* _Challenge_:
Extract all lines in the data that contain the word "Collector".
** START Record excerpts **
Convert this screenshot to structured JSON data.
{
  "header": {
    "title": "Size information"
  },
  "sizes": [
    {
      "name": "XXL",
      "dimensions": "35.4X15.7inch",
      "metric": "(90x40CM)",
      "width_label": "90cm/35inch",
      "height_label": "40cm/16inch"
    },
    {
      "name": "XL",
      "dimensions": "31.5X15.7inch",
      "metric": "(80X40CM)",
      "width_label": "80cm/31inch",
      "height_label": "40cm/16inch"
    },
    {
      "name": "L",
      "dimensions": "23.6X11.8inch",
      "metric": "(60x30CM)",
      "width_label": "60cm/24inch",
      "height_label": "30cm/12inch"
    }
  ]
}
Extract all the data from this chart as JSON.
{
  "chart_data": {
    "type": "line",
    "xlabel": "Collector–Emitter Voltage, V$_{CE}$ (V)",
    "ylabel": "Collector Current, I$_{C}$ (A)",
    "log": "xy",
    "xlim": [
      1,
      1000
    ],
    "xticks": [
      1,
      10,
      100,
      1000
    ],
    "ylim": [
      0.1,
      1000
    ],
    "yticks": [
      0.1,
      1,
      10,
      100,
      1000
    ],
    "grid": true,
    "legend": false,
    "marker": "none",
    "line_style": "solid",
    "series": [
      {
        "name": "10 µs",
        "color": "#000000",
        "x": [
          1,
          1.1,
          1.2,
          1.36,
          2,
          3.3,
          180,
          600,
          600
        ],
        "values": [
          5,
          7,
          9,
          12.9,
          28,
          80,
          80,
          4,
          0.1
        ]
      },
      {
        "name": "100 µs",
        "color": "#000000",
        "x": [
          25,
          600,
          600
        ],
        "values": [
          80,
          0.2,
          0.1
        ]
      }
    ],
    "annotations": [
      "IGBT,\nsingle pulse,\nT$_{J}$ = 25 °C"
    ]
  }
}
** END Record excerpts **
* _Correct output_:
    "xlabel": "Collector–Emitter Voltage, V$_{CE}$ (V)",
    "ylabel": "Collector Current, I$_{C}$ (A)",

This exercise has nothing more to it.